··· Entries ···

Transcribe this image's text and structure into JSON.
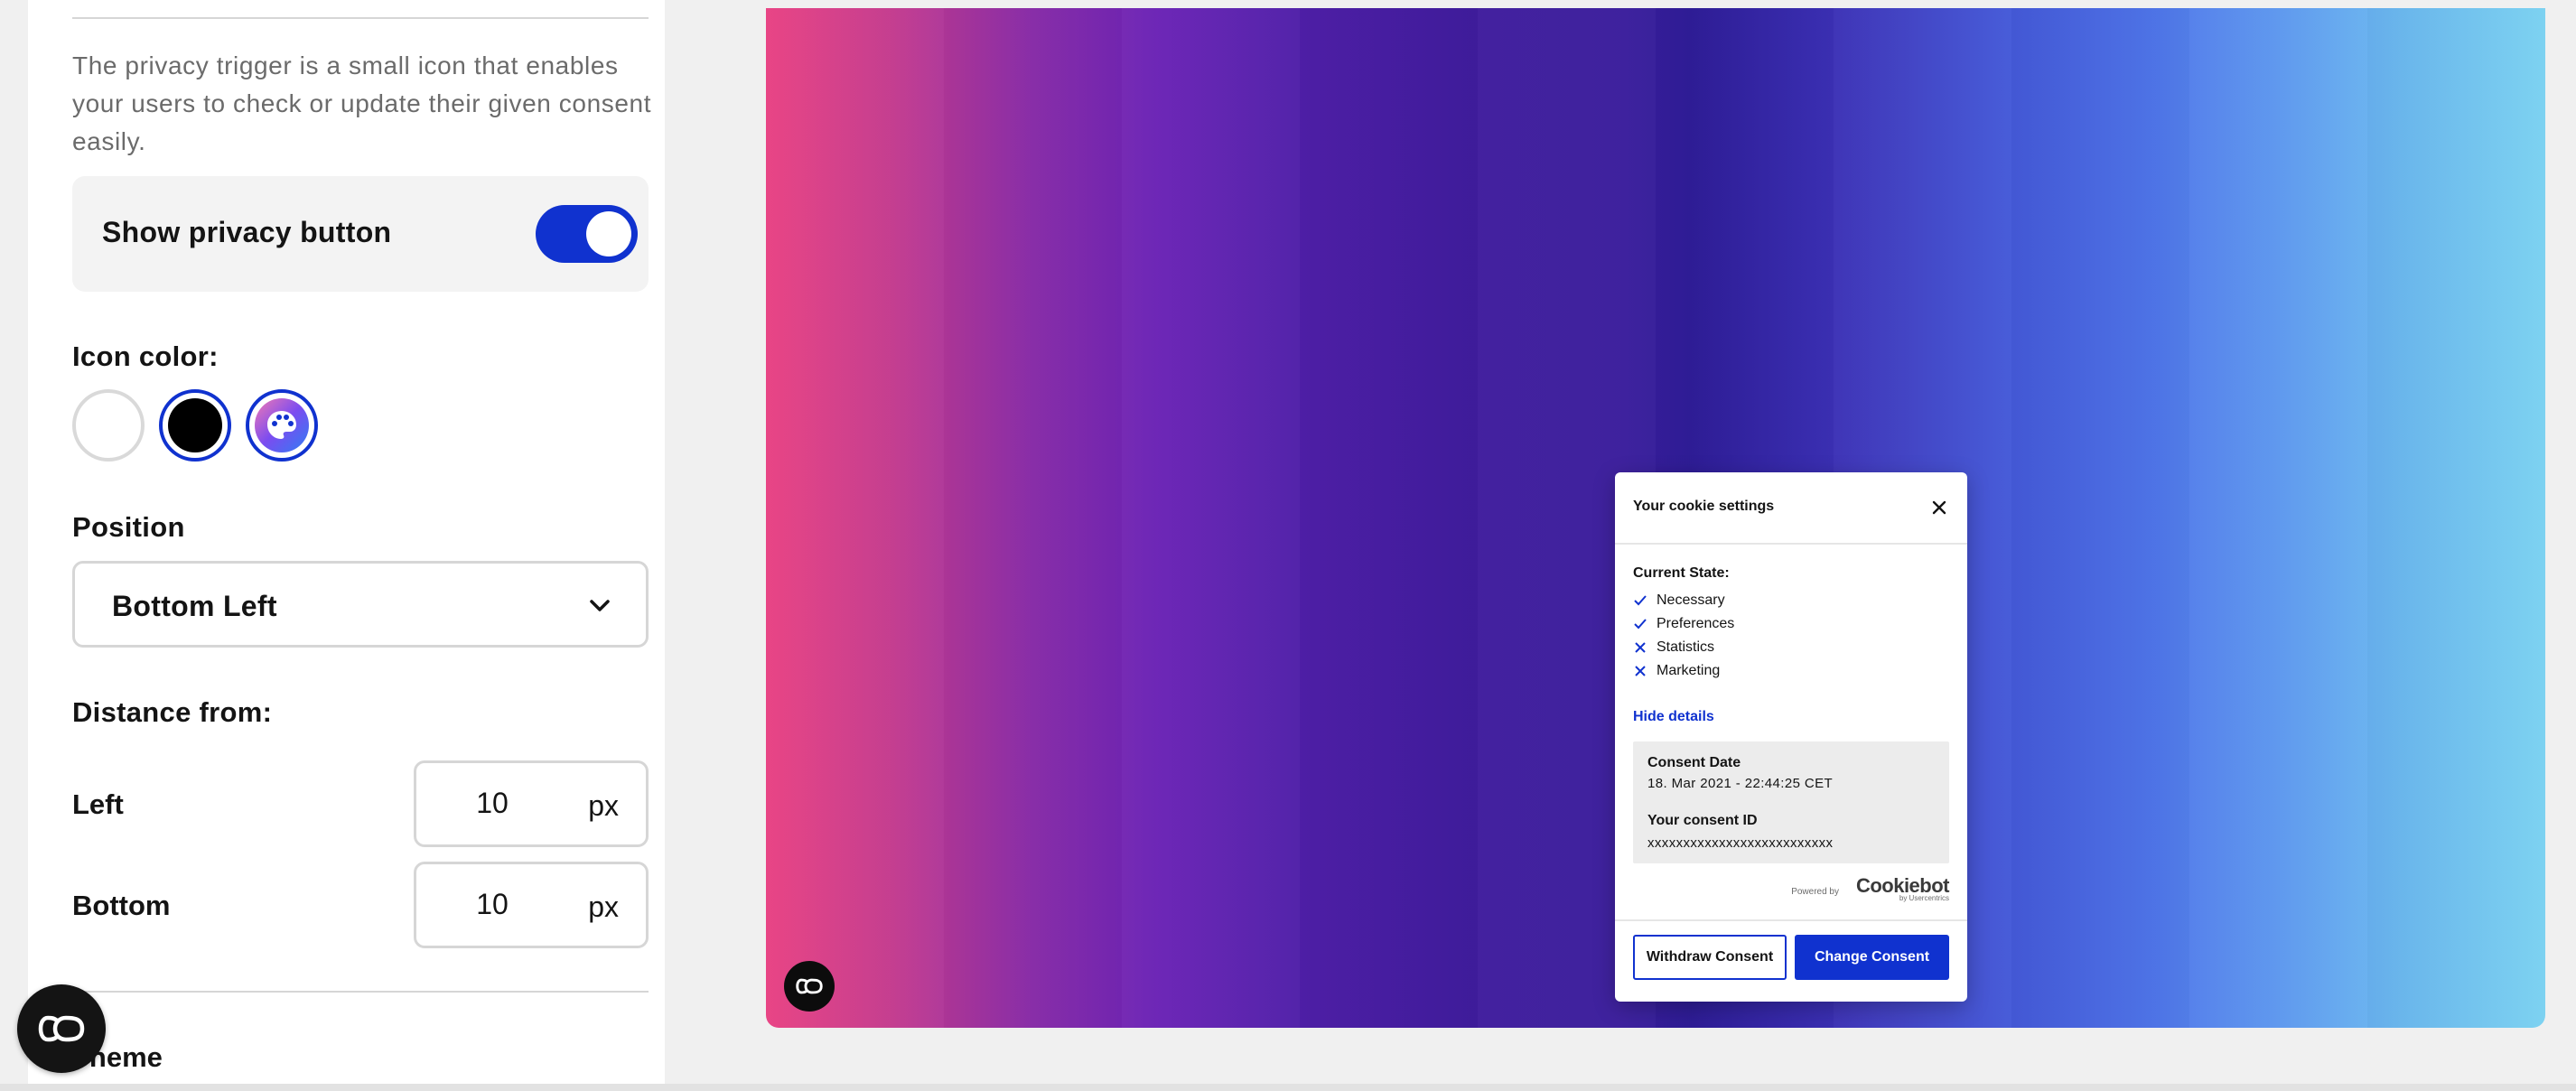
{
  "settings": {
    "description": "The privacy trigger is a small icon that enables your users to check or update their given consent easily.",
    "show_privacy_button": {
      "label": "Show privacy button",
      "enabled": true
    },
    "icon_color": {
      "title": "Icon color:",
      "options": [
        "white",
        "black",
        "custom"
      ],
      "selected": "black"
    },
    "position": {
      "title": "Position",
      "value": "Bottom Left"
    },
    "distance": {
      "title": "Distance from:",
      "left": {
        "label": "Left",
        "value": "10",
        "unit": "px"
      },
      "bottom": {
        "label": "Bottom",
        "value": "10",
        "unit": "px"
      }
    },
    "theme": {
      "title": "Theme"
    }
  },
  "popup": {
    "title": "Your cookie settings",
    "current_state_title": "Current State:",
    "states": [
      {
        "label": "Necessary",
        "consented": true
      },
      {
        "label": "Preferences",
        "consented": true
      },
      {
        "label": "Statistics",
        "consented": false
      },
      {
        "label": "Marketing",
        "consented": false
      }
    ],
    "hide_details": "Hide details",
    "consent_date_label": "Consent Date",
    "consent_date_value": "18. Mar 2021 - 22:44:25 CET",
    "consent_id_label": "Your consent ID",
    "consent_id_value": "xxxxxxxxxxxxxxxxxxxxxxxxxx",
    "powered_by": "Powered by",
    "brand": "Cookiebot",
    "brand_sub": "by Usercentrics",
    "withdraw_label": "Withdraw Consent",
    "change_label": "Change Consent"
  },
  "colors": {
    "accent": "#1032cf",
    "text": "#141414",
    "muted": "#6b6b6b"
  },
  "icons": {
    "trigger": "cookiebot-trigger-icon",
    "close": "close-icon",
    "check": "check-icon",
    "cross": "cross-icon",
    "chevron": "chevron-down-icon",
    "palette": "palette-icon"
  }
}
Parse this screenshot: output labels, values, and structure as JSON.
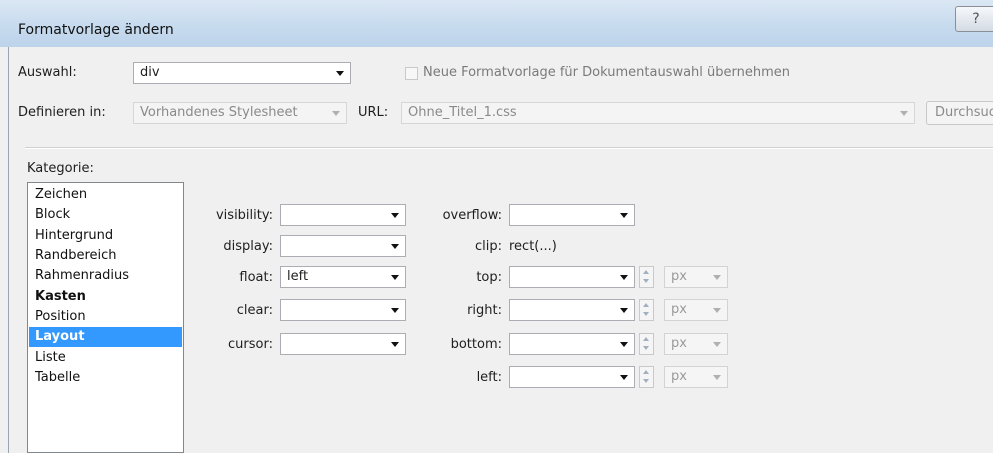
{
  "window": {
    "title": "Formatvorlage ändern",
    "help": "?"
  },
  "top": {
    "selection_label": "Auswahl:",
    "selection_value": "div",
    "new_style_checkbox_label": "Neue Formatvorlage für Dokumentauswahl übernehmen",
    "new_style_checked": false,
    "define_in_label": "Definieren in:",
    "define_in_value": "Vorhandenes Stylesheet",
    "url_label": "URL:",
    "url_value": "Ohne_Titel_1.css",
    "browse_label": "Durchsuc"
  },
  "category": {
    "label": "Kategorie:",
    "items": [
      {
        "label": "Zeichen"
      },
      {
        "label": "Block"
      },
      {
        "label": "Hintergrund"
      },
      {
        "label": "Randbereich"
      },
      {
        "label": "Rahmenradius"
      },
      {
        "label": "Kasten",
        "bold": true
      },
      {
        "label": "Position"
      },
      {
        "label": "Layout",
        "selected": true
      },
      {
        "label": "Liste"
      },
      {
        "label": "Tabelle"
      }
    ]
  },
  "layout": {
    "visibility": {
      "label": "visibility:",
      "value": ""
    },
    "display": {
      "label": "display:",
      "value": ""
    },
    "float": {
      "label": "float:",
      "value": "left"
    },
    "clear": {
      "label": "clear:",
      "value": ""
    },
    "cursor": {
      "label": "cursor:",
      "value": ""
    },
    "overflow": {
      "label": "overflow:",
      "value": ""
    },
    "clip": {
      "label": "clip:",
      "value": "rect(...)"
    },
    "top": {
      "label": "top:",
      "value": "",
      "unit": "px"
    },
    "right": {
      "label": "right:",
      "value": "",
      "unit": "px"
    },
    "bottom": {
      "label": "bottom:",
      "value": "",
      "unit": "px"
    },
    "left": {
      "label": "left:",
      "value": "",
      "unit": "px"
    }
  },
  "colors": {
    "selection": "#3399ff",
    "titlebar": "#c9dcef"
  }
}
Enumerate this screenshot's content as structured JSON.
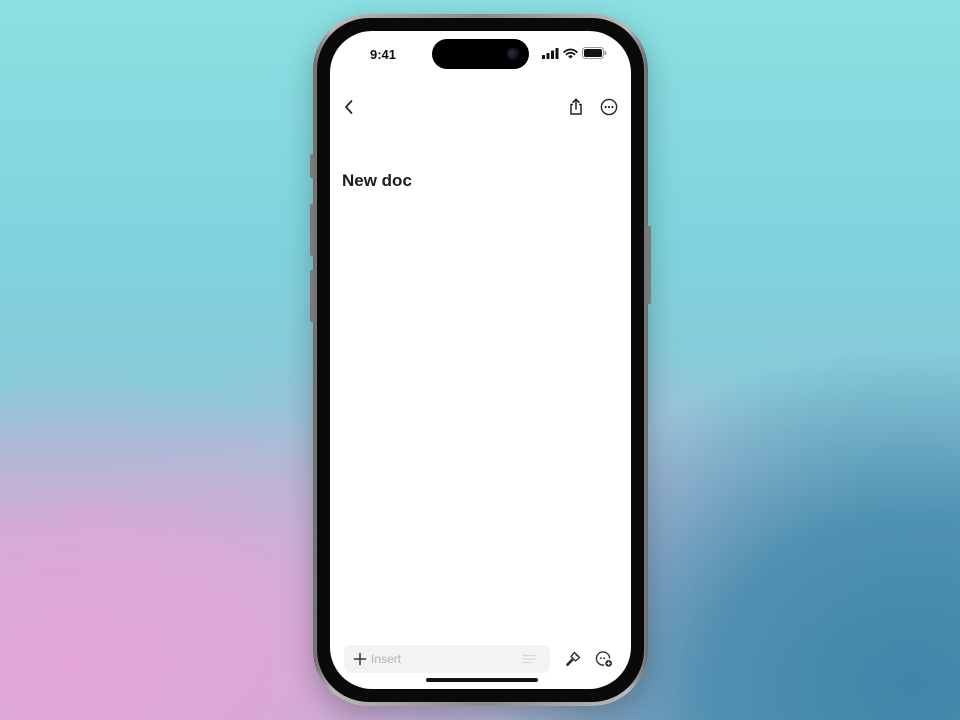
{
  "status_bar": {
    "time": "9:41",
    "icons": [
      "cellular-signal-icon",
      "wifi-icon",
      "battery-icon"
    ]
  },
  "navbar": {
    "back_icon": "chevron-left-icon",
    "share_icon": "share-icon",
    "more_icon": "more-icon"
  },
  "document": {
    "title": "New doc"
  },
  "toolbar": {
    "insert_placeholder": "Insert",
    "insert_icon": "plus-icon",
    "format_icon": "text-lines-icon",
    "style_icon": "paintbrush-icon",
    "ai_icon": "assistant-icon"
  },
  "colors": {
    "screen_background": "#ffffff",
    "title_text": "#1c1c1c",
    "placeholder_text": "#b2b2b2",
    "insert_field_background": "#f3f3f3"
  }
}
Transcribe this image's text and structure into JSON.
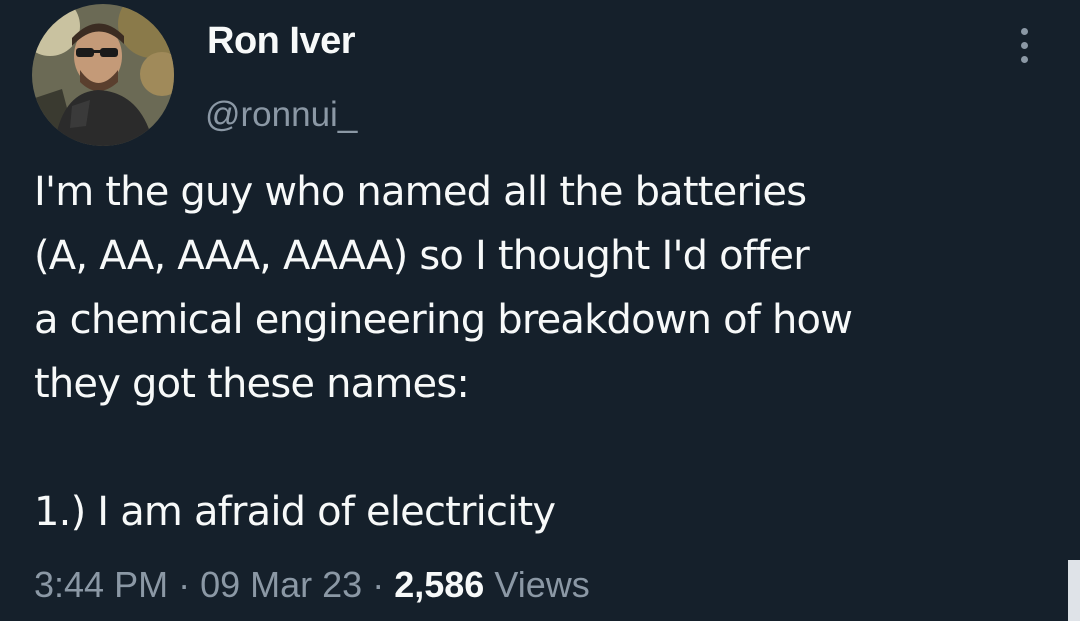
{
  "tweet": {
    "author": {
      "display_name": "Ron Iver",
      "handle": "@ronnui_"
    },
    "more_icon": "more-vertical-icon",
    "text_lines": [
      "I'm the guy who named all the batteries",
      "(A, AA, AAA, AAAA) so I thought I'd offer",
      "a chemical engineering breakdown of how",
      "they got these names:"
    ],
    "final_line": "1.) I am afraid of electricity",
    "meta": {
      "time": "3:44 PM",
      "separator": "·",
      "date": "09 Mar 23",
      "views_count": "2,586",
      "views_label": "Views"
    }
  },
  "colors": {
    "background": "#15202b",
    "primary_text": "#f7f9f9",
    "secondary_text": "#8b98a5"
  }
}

···

What you need to do
Above are records with pictures; repeat the records exactly and leave the pictures out.

Solved problem
Transcribe this image's text and structure into JSON.
{
  "settings": {
    "description": "The privacy trigger is a small icon that enables your users to check or update their given consent easily.",
    "show_privacy_button": {
      "label": "Show privacy button",
      "enabled": true
    },
    "icon_color": {
      "title": "Icon color:",
      "options": [
        "white",
        "black",
        "custom"
      ],
      "selected": "black"
    },
    "position": {
      "title": "Position",
      "value": "Bottom Left"
    },
    "distance": {
      "title": "Distance from:",
      "left": {
        "label": "Left",
        "value": "10",
        "unit": "px"
      },
      "bottom": {
        "label": "Bottom",
        "value": "10",
        "unit": "px"
      }
    },
    "theme": {
      "title": "Theme"
    }
  },
  "popup": {
    "title": "Your cookie settings",
    "current_state_title": "Current State:",
    "states": [
      {
        "label": "Necessary",
        "consented": true
      },
      {
        "label": "Preferences",
        "consented": true
      },
      {
        "label": "Statistics",
        "consented": false
      },
      {
        "label": "Marketing",
        "consented": false
      }
    ],
    "hide_details": "Hide details",
    "consent_date_label": "Consent Date",
    "consent_date_value": "18. Mar 2021 - 22:44:25 CET",
    "consent_id_label": "Your consent ID",
    "consent_id_value": "xxxxxxxxxxxxxxxxxxxxxxxxxx",
    "powered_by": "Powered by",
    "brand": "Cookiebot",
    "brand_sub": "by Usercentrics",
    "withdraw_label": "Withdraw Consent",
    "change_label": "Change Consent"
  },
  "colors": {
    "accent": "#1032cf",
    "text": "#141414",
    "muted": "#6b6b6b"
  },
  "icons": {
    "trigger": "cookiebot-trigger-icon",
    "close": "close-icon",
    "check": "check-icon",
    "cross": "cross-icon",
    "chevron": "chevron-down-icon",
    "palette": "palette-icon"
  }
}
Parse this screenshot: output labels, values, and structure as JSON.
{
  "window": {
    "title": "Formatvorlage ändern",
    "help": "?"
  },
  "top": {
    "selection_label": "Auswahl:",
    "selection_value": "div",
    "new_style_checkbox_label": "Neue Formatvorlage für Dokumentauswahl übernehmen",
    "new_style_checked": false,
    "define_in_label": "Definieren in:",
    "define_in_value": "Vorhandenes Stylesheet",
    "url_label": "URL:",
    "url_value": "Ohne_Titel_1.css",
    "browse_label": "Durchsuc"
  },
  "category": {
    "label": "Kategorie:",
    "items": [
      {
        "label": "Zeichen"
      },
      {
        "label": "Block"
      },
      {
        "label": "Hintergrund"
      },
      {
        "label": "Randbereich"
      },
      {
        "label": "Rahmenradius"
      },
      {
        "label": "Kasten",
        "bold": true
      },
      {
        "label": "Position"
      },
      {
        "label": "Layout",
        "selected": true
      },
      {
        "label": "Liste"
      },
      {
        "label": "Tabelle"
      }
    ]
  },
  "layout": {
    "visibility": {
      "label": "visibility:",
      "value": ""
    },
    "display": {
      "label": "display:",
      "value": ""
    },
    "float": {
      "label": "float:",
      "value": "left"
    },
    "clear": {
      "label": "clear:",
      "value": ""
    },
    "cursor": {
      "label": "cursor:",
      "value": ""
    },
    "overflow": {
      "label": "overflow:",
      "value": ""
    },
    "clip": {
      "label": "clip:",
      "value": "rect(...)"
    },
    "top": {
      "label": "top:",
      "value": "",
      "unit": "px"
    },
    "right": {
      "label": "right:",
      "value": "",
      "unit": "px"
    },
    "bottom": {
      "label": "bottom:",
      "value": "",
      "unit": "px"
    },
    "left": {
      "label": "left:",
      "value": "",
      "unit": "px"
    }
  },
  "colors": {
    "selection": "#3399ff",
    "titlebar": "#c9dcef"
  }
}
Enumerate this screenshot's content as structured JSON.
{
  "status_bar": {
    "time": "9:41",
    "icons": [
      "cellular-signal-icon",
      "wifi-icon",
      "battery-icon"
    ]
  },
  "navbar": {
    "back_icon": "chevron-left-icon",
    "share_icon": "share-icon",
    "more_icon": "more-icon"
  },
  "document": {
    "title": "New doc"
  },
  "toolbar": {
    "insert_placeholder": "Insert",
    "insert_icon": "plus-icon",
    "format_icon": "text-lines-icon",
    "style_icon": "paintbrush-icon",
    "ai_icon": "assistant-icon"
  },
  "colors": {
    "screen_background": "#ffffff",
    "title_text": "#1c1c1c",
    "placeholder_text": "#b2b2b2",
    "insert_field_background": "#f3f3f3"
  }
}
Transcribe this image's text and structure into JSON.
{
  "tweet": {
    "author": {
      "display_name": "Ron Iver",
      "handle": "@ronnui_"
    },
    "more_icon": "more-vertical-icon",
    "text_lines": [
      "I'm the guy who named all the batteries",
      "(A, AA, AAA, AAAA) so I thought I'd offer",
      "a chemical engineering breakdown of how",
      "they got these names:"
    ],
    "final_line": "1.) I am afraid of electricity",
    "meta": {
      "time": "3:44 PM",
      "separator": "·",
      "date": "09 Mar 23",
      "views_count": "2,586",
      "views_label": "Views"
    }
  },
  "colors": {
    "background": "#15202b",
    "primary_text": "#f7f9f9",
    "secondary_text": "#8b98a5"
  }
}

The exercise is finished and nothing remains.